**Tasks and exercises:**
1. Would you write out the passage about Alma's music word for word, starting at the words "Mozart had a" and stopping after "of something great."?
2. Can you repeat the listing unchanged, from its very first line through the line that contains "staticText: User-Agen —"?

Before the performance, Alma explained that she’s been told that melody and beautiful harmonies are not acceptable in serious classical music because, “In the 21st Century music must reflect the ugliness of the modern world. In this waltz, instead of trying to make my music artificially ugly...I went in exactly the opposite direction. I took some ugly sounds from the modern world and I tried to turn them into something more beautiful, through music.”

Is there a better definition of the role of art in society? An artist takes the ugliness of the world and transforms it into something sublime and beautiful. I was always under the impression that one of classical music’s primary roles was to show the potential beauty of the world. Alma’s Waltz of the Sirens does just that.

The musical that premiered, in Vienna, on March 4 is called The Emperor’s New Waltz. In it, Alma draws parallels between the function of classical melodies and popular tunes. The villain of the piece is a musical academic who pushes ugly modern classical music. In this, she is also like Mozart.

Mozart had a cultural axe to grind and grind it he did in both Don Giovanni and The Marriage of Figaro. Alma is doing the same thing. She has identified her cultural issue and is making her case with her music and it's not an abstract issue such as global warming. The issue is one that she is intimately involved with and her heart is in it and that’s the seed of something great.

(Records of where elements appear)
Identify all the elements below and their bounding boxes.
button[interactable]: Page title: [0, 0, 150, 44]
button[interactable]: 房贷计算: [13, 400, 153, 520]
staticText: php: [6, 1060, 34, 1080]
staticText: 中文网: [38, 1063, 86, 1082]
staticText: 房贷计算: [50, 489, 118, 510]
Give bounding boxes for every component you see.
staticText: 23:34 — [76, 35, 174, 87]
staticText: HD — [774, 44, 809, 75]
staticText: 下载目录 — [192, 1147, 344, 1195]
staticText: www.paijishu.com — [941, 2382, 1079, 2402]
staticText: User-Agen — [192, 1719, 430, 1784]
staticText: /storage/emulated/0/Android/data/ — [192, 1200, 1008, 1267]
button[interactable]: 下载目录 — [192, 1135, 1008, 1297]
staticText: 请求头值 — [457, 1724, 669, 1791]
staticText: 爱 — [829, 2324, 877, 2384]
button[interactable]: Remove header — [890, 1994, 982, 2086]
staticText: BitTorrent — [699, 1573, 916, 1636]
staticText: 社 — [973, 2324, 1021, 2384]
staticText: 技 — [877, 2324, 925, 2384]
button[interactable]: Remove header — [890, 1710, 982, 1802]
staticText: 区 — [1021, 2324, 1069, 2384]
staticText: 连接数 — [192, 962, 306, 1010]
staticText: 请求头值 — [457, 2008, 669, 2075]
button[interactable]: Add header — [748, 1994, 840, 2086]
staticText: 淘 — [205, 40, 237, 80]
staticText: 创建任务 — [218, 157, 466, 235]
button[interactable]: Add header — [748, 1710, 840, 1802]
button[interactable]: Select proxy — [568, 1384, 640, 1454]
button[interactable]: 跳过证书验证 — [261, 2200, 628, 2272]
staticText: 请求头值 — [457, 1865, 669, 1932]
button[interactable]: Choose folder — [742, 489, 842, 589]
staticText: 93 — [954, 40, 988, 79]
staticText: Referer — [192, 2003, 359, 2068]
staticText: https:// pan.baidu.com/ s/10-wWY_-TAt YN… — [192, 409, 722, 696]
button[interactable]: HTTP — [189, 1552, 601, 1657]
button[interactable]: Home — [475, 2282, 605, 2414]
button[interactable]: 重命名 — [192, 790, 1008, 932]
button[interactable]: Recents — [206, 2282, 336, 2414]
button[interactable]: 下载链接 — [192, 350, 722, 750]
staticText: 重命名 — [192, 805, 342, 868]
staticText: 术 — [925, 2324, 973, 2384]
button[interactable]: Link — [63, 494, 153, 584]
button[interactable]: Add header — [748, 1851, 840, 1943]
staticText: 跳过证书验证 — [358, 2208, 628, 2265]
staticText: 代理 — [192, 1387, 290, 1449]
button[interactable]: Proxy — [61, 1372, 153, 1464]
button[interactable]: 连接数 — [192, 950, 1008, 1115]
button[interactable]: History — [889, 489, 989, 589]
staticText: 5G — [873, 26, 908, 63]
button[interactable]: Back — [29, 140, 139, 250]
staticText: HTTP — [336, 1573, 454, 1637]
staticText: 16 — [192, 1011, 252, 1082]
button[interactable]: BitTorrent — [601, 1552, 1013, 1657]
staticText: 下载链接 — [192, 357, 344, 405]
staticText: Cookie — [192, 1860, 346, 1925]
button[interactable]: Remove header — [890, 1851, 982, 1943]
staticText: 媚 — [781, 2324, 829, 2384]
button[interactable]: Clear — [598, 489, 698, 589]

**Results in order:**
1.
Mozart had a cultural axe to grind and grind it he did in both Don Giovanni and The Marriage of Figaro. Alma is doing the same thing. She has identified her cultural issue and is making her case with her music and it's not an abstract issue such as global warming. The issue is one that she is intimately involved with and her heart is in it and that’s the seed of something great.

2.
Identify all the elements below and their bounding boxes.
button[interactable]: Page title: [0, 0, 150, 44]
button[interactable]: 房贷计算: [13, 400, 153, 520]
staticText: php: [6, 1060, 34, 1080]
staticText: 中文网: [38, 1063, 86, 1082]
staticText: 房贷计算: [50, 489, 118, 510]
Give bounding boxes for every component you see.
staticText: 23:34 — [76, 35, 174, 87]
staticText: HD — [774, 44, 809, 75]
staticText: 下载目录 — [192, 1147, 344, 1195]
staticText: www.paijishu.com — [941, 2382, 1079, 2402]
staticText: User-Agen — [192, 1719, 430, 1784]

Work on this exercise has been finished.